# Required work
Reproduce word for word the part of the strategy group passage between "As we developed" and "has Strategic Organization.", inclusive.

# Extract
Content starts

In our research, we explicitly connected concepts and ideas from strategy and organization to gain new insight into the interrelated dynamics of firms’ human capital, social capital, innovation and economic performance. We were also, by training, interdisciplinary in our approach and eclectic in our methods. But, we agreed to give priority to rigor and relevance rather than any particular discipline or empirical approach. Our joint efforts gained traction and resulted in several of both of our most highly cited publications.

As we developed our research ideas, the logic for building our strategy group also emerged. We would combine strategy and organization, which were increasingly separated by specialist journals, divisions of the Academy, and business school departments. We would emphasize disciplined but remain discipline-neutral research rather than favor any one discipline over another. We would emphasize rigorous research, but be agnostic to the empirical approach through which rigor was achieved. Over the past 20 years, this conception has informed the growth and coming to prominence of the Rotman School strategy group, as it has Strategic Organization.

Content ends

# Supplied records
Content starts

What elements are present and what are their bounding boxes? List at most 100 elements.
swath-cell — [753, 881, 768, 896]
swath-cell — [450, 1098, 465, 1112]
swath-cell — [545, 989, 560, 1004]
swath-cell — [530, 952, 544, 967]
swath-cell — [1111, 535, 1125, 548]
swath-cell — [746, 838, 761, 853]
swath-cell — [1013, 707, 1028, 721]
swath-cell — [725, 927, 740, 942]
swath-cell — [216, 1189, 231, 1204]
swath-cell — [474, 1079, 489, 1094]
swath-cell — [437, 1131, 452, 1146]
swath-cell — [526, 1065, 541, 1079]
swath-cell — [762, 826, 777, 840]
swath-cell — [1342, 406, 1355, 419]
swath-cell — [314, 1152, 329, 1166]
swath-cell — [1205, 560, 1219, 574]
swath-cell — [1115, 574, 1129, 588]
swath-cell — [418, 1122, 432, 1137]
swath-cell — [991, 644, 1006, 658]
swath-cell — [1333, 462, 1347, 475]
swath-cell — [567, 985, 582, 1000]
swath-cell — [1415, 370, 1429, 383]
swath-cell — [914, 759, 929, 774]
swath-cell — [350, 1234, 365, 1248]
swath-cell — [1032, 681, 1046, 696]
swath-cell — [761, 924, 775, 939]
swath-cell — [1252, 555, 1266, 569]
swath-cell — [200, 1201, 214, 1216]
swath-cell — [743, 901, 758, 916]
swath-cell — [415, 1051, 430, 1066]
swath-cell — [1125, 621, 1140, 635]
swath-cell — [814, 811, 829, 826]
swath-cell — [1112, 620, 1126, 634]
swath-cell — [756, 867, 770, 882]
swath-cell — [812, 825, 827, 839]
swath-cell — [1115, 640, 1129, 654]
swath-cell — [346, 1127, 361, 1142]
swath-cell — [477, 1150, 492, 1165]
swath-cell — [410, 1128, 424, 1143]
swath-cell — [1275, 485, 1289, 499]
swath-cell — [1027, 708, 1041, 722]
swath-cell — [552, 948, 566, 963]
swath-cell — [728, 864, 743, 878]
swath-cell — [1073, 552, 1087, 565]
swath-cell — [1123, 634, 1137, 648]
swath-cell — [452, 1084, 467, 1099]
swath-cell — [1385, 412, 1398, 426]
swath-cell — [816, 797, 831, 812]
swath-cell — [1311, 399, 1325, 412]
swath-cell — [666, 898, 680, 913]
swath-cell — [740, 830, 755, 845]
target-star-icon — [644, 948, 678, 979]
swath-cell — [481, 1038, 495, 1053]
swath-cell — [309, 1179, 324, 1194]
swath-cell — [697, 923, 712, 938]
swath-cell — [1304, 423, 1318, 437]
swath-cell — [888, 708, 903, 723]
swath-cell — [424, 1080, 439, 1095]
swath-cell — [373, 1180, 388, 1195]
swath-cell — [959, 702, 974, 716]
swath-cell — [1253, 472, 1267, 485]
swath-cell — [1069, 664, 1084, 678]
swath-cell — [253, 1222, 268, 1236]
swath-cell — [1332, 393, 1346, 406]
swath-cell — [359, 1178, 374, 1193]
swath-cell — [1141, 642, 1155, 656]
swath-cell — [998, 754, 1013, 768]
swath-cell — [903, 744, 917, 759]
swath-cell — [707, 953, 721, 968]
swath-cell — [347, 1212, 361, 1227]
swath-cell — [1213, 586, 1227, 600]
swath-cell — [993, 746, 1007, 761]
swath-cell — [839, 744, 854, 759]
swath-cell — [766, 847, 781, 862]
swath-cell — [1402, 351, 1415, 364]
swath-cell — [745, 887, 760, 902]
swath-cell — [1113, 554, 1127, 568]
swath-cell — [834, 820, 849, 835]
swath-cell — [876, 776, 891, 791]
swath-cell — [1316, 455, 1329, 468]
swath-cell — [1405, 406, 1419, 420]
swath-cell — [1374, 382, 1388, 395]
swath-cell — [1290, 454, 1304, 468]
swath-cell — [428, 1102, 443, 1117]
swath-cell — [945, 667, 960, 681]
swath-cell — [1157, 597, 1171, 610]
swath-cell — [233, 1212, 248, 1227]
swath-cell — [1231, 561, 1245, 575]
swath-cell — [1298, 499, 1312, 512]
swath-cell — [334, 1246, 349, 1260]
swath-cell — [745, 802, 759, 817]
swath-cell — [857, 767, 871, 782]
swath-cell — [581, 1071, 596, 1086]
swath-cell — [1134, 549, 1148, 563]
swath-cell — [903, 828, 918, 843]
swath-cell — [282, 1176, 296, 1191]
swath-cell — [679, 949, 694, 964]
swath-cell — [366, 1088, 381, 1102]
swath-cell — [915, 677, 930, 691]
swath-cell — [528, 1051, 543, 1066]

Content ends

# Answer box
As we developed our research ideas, the logic for building our strategy group also emerged. We would combine strategy and organization, which were increasingly separated by specialist journals, divisions of the Academy, and business school departments. We would emphasize disciplined but remain discipline-neutral research rather than favor any one discipline over another. We would emphasize rigorous research, but be agnostic to the empirical approach through which rigor was achieved. Over the past 20 years, this conception has informed the growth and coming to prominence of the Rotman School strategy group, as it has Strategic Organization.